> _INSTRUÇÃO DE TRABALHO 1_: Transcreve palavra por palavra o texto sobre a violência no futebol, tudo desde "É um desporto" até "vezes um horror.".
> _INSTRUÇÃO DE TRABALHO 2_: Segundo o texto sobre a violência no futebol, em que jogos é exigido muito reforço policial?
══ DOCUMENTO DE ORIGEM ══
Academia de Alcochete
Elementos das Guarda nacional republicana, entram na Academia de Alcochete

O futebol é um mundo de espectáculo mas, hoje em dia, é nada mais que um terror. Faz parte da nossa cultura e é uma paixão, contudo com os atos de violência tem afastado muitas pessoas dos estádios que preferem ver os jogos na televisão.

Essas têm medo de assistir a um jogo, levar os seus familiares e, sobretudo, crianças pois a qualquer instante pode acontecer algo inesperado. Não quer dizer que isto não se tenha verificado antes, mas com tanta regularidade, se calhar não.

É um desporto sem dúvida que arrasta multidões, desencadeando paixões, ódios, mil e um sentimentos entre adeptos e toda a estrutura do futebol. Mas é graças a esses que o futebol é várias vezes um horror.

Este terror acontece antes, durante e depois dos jogos, o que acaba por produzir uma enorme tensão nos jogos exigindo muito reforço policial substancialmente nos dérbis e clássicos, mas também, muito mediatismo.
═══
══ DADOS APRESENTADOS ══
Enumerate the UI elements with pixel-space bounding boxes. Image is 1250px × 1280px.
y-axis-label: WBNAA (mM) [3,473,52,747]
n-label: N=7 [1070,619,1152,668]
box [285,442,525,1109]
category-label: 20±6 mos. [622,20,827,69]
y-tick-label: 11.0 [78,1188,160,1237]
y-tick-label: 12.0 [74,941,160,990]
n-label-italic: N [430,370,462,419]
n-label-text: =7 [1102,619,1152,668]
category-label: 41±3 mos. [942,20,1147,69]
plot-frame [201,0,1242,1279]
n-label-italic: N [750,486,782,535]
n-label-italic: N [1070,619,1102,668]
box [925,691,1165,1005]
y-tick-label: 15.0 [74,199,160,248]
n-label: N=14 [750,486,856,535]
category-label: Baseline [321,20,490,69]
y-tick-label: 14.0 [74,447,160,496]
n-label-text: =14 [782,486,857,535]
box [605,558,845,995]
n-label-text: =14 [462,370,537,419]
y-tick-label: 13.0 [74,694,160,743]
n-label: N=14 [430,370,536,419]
═══
> _A TUA SOLUÇÃO 1_:
É um desporto sem dúvida que arrasta multidões, desencadeando paixões, ódios, mil e um sentimentos entre adeptos e toda a estrutura do futebol. Mas é graças a esses que o futebol é várias vezes um horror.

> _A TUA SOLUÇÃO 2_: Nos dérbis e clássicos.